** Work to do **
What follows is a set of entries. Repeat them exactly, but not their pictures.

** Records for the task **

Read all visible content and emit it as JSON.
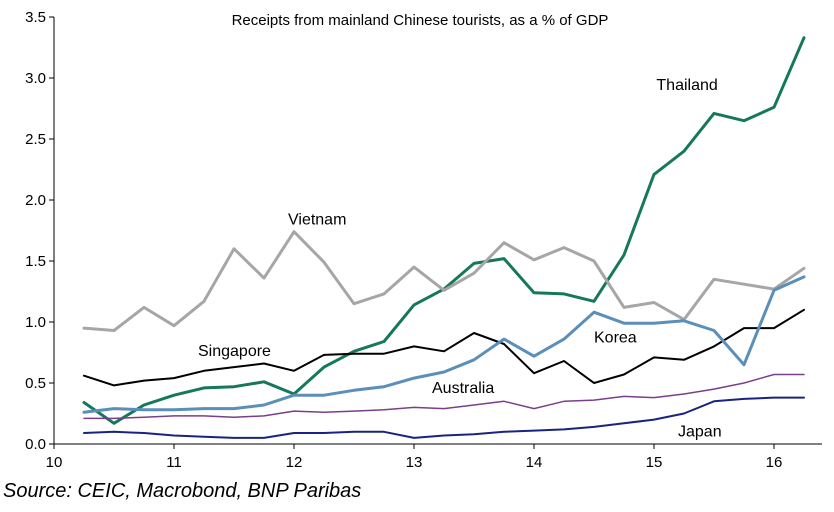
{
  "chart_data": {
    "type": "line",
    "title": "Receipts from mainland Chinese tourists, as a % of GDP",
    "source": "Source: CEIC, Macrobond, BNP Paribas",
    "xlim": [
      10,
      16.4
    ],
    "ylim": [
      0,
      3.5
    ],
    "x_ticks": [
      "10",
      "11",
      "12",
      "13",
      "14",
      "15",
      "16"
    ],
    "y_ticks": [
      "0.0",
      "0.5",
      "1.0",
      "1.5",
      "2.0",
      "2.5",
      "3.0",
      "3.5"
    ],
    "grid": false,
    "x": [
      10.25,
      10.5,
      10.75,
      11,
      11.25,
      11.5,
      11.75,
      12,
      12.25,
      12.5,
      12.75,
      13,
      13.25,
      13.5,
      13.75,
      14,
      14.25,
      14.5,
      14.75,
      15,
      15.25,
      15.5,
      15.75,
      16,
      16.25
    ],
    "series": [
      {
        "name": "Thailand",
        "color": "#16785a",
        "width": 3,
        "values": [
          0.34,
          0.17,
          0.32,
          0.4,
          0.46,
          0.47,
          0.51,
          0.41,
          0.63,
          0.76,
          0.84,
          1.14,
          1.27,
          1.48,
          1.52,
          1.24,
          1.23,
          1.17,
          1.55,
          2.21,
          2.4,
          2.71,
          2.65,
          2.76,
          3.33
        ]
      },
      {
        "name": "Vietnam",
        "color": "#a6a6a6",
        "width": 3,
        "values": [
          0.95,
          0.93,
          1.12,
          0.97,
          1.17,
          1.6,
          1.36,
          1.74,
          1.49,
          1.15,
          1.23,
          1.45,
          1.26,
          1.4,
          1.65,
          1.51,
          1.61,
          1.5,
          1.12,
          1.16,
          1.02,
          1.35,
          1.31,
          1.27,
          1.44
        ]
      },
      {
        "name": "Singapore",
        "color": "#000000",
        "width": 2,
        "values": [
          0.56,
          0.48,
          0.52,
          0.54,
          0.6,
          0.63,
          0.66,
          0.6,
          0.73,
          0.74,
          0.74,
          0.8,
          0.76,
          0.91,
          0.82,
          0.58,
          0.68,
          0.5,
          0.57,
          0.71,
          0.69,
          0.8,
          0.95,
          0.95,
          1.1
        ]
      },
      {
        "name": "Korea",
        "color": "#5b8fb9",
        "width": 3,
        "values": [
          0.26,
          0.29,
          0.28,
          0.28,
          0.29,
          0.29,
          0.32,
          0.4,
          0.4,
          0.44,
          0.47,
          0.54,
          0.59,
          0.69,
          0.86,
          0.72,
          0.86,
          1.08,
          0.99,
          0.99,
          1.01,
          0.93,
          0.65,
          1.26,
          1.37
        ]
      },
      {
        "name": "Australia",
        "color": "#7a3f8a",
        "width": 1.5,
        "values": [
          0.21,
          0.21,
          0.22,
          0.23,
          0.23,
          0.22,
          0.23,
          0.27,
          0.26,
          0.27,
          0.28,
          0.3,
          0.29,
          0.32,
          0.35,
          0.29,
          0.35,
          0.36,
          0.39,
          0.38,
          0.41,
          0.45,
          0.5,
          0.57,
          0.57
        ]
      },
      {
        "name": "Japan",
        "color": "#1a2480",
        "width": 2,
        "values": [
          0.09,
          0.1,
          0.09,
          0.07,
          0.06,
          0.05,
          0.05,
          0.09,
          0.09,
          0.1,
          0.1,
          0.05,
          0.07,
          0.08,
          0.1,
          0.11,
          0.12,
          0.14,
          0.17,
          0.2,
          0.25,
          0.35,
          0.37,
          0.38,
          0.38
        ]
      }
    ]
  }
}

** Solution for this exercise **
Read all visible content and emit it as JSON.
{
  "chart_data": {
    "type": "line",
    "title": "Receipts from mainland Chinese tourists, as a % of GDP",
    "source": "Source: CEIC, Macrobond, BNP Paribas",
    "xlim": [
      10,
      16.4
    ],
    "ylim": [
      0,
      3.5
    ],
    "x_ticks": [
      "10",
      "11",
      "12",
      "13",
      "14",
      "15",
      "16"
    ],
    "y_ticks": [
      "0.0",
      "0.5",
      "1.0",
      "1.5",
      "2.0",
      "2.5",
      "3.0",
      "3.5"
    ],
    "grid": false,
    "x": [
      10.25,
      10.5,
      10.75,
      11,
      11.25,
      11.5,
      11.75,
      12,
      12.25,
      12.5,
      12.75,
      13,
      13.25,
      13.5,
      13.75,
      14,
      14.25,
      14.5,
      14.75,
      15,
      15.25,
      15.5,
      15.75,
      16,
      16.25
    ],
    "series": [
      {
        "name": "Thailand",
        "color": "#16785a",
        "width": 3,
        "values": [
          0.34,
          0.17,
          0.32,
          0.4,
          0.46,
          0.47,
          0.51,
          0.41,
          0.63,
          0.76,
          0.84,
          1.14,
          1.27,
          1.48,
          1.52,
          1.24,
          1.23,
          1.17,
          1.55,
          2.21,
          2.4,
          2.71,
          2.65,
          2.76,
          3.33
        ]
      },
      {
        "name": "Vietnam",
        "color": "#a6a6a6",
        "width": 3,
        "values": [
          0.95,
          0.93,
          1.12,
          0.97,
          1.17,
          1.6,
          1.36,
          1.74,
          1.49,
          1.15,
          1.23,
          1.45,
          1.26,
          1.4,
          1.65,
          1.51,
          1.61,
          1.5,
          1.12,
          1.16,
          1.02,
          1.35,
          1.31,
          1.27,
          1.44
        ]
      },
      {
        "name": "Singapore",
        "color": "#000000",
        "width": 2,
        "values": [
          0.56,
          0.48,
          0.52,
          0.54,
          0.6,
          0.63,
          0.66,
          0.6,
          0.73,
          0.74,
          0.74,
          0.8,
          0.76,
          0.91,
          0.82,
          0.58,
          0.68,
          0.5,
          0.57,
          0.71,
          0.69,
          0.8,
          0.95,
          0.95,
          1.1
        ]
      },
      {
        "name": "Korea",
        "color": "#5b8fb9",
        "width": 3,
        "values": [
          0.26,
          0.29,
          0.28,
          0.28,
          0.29,
          0.29,
          0.32,
          0.4,
          0.4,
          0.44,
          0.47,
          0.54,
          0.59,
          0.69,
          0.86,
          0.72,
          0.86,
          1.08,
          0.99,
          0.99,
          1.01,
          0.93,
          0.65,
          1.26,
          1.37
        ]
      },
      {
        "name": "Australia",
        "color": "#7a3f8a",
        "width": 1.5,
        "values": [
          0.21,
          0.21,
          0.22,
          0.23,
          0.23,
          0.22,
          0.23,
          0.27,
          0.26,
          0.27,
          0.28,
          0.3,
          0.29,
          0.32,
          0.35,
          0.29,
          0.35,
          0.36,
          0.39,
          0.38,
          0.41,
          0.45,
          0.5,
          0.57,
          0.57
        ]
      },
      {
        "name": "Japan",
        "color": "#1a2480",
        "width": 2,
        "values": [
          0.09,
          0.1,
          0.09,
          0.07,
          0.06,
          0.05,
          0.05,
          0.09,
          0.09,
          0.1,
          0.1,
          0.05,
          0.07,
          0.08,
          0.1,
          0.11,
          0.12,
          0.14,
          0.17,
          0.2,
          0.25,
          0.35,
          0.37,
          0.38,
          0.38
        ]
      }
    ]
  }
}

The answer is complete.